RECORD EXCERPTS:
···

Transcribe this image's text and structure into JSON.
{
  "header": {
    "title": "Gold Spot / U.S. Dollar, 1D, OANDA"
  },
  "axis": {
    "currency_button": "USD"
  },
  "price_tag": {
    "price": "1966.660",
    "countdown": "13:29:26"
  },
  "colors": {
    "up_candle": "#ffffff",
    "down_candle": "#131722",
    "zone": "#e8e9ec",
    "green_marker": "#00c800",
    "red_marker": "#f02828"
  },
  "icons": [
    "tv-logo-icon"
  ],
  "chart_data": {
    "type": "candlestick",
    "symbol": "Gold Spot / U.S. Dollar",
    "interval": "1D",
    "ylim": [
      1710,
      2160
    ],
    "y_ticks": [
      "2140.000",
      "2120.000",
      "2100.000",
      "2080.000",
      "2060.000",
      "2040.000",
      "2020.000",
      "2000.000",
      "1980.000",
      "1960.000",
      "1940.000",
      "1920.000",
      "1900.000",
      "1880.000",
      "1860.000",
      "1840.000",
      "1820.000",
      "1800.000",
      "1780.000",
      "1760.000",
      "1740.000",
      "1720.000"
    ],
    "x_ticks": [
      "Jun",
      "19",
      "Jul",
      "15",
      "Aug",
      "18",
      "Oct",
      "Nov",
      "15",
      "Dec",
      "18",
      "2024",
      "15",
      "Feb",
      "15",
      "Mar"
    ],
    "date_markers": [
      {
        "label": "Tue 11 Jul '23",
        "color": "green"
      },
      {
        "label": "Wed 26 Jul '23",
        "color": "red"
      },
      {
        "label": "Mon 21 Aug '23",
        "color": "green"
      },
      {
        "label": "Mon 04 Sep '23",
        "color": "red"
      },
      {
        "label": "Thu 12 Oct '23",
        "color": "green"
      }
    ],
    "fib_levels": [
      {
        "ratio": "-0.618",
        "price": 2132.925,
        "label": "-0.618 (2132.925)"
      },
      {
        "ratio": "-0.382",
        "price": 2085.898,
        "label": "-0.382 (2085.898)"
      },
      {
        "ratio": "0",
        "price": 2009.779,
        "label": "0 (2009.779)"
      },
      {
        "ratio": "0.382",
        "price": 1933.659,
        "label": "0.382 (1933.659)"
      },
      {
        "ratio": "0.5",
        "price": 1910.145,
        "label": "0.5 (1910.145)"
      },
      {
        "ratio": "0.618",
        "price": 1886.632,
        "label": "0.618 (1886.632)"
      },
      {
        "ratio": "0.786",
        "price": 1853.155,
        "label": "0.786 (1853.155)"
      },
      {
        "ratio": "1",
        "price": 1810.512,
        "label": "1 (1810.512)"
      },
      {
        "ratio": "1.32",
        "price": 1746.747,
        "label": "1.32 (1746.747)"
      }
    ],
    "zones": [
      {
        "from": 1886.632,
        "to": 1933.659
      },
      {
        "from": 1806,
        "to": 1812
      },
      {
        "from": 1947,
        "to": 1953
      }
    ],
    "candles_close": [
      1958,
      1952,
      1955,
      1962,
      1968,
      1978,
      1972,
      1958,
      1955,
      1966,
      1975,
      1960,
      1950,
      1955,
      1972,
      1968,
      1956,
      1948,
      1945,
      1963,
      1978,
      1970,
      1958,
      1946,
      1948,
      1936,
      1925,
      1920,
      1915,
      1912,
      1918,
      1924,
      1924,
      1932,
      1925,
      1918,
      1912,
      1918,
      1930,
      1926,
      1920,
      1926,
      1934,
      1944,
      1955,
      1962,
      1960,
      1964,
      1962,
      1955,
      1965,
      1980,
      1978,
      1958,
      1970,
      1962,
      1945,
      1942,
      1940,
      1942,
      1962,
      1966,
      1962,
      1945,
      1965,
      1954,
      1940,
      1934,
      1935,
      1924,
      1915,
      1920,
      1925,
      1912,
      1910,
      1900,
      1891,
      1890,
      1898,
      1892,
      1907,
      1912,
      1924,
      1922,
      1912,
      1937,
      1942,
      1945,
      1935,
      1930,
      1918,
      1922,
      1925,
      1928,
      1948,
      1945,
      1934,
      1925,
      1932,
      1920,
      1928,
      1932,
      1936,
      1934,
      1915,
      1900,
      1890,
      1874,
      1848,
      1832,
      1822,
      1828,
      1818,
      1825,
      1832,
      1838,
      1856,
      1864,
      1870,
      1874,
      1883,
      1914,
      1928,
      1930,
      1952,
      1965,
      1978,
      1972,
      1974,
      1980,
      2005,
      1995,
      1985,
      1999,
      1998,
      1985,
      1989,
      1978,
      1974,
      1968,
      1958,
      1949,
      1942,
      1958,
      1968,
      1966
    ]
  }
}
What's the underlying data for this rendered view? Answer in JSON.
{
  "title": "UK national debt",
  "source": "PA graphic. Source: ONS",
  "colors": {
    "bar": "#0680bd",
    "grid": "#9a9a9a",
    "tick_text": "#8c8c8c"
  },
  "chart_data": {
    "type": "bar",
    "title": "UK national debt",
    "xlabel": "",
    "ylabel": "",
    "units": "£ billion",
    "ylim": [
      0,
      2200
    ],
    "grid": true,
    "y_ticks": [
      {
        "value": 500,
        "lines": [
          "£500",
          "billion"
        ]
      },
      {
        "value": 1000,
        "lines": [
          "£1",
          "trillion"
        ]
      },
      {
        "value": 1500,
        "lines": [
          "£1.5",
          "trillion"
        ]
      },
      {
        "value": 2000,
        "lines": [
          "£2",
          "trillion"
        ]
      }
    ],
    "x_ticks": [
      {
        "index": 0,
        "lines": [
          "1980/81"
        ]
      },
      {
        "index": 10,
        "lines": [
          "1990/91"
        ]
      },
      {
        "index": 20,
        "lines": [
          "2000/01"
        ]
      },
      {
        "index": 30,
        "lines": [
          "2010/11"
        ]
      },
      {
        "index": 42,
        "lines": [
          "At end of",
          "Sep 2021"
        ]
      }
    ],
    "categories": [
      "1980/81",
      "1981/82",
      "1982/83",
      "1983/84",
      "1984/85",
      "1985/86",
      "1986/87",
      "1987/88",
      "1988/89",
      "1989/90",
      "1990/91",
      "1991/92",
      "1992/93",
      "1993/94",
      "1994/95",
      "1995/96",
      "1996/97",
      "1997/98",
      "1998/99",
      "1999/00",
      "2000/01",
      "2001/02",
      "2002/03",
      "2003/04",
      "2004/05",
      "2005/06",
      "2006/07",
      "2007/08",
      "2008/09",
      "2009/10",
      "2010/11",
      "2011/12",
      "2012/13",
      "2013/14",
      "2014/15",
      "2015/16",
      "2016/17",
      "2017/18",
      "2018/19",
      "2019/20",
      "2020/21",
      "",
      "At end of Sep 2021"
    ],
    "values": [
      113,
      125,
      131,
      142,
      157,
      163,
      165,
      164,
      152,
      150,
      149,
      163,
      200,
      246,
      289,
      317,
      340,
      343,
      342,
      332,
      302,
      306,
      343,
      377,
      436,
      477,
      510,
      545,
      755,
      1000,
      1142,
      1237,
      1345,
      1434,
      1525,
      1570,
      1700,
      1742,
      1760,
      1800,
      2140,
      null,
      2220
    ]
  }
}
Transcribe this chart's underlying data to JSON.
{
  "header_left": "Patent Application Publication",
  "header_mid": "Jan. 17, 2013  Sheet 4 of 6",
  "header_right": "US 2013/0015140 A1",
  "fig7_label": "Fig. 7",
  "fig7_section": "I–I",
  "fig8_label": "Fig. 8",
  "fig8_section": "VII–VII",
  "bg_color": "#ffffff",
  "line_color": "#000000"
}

···

JOB: Pick out every line above that contains the word "debt" and copy it.

COMPLETE ANSWER:
  "title": "UK national debt",
    "title": "UK national debt",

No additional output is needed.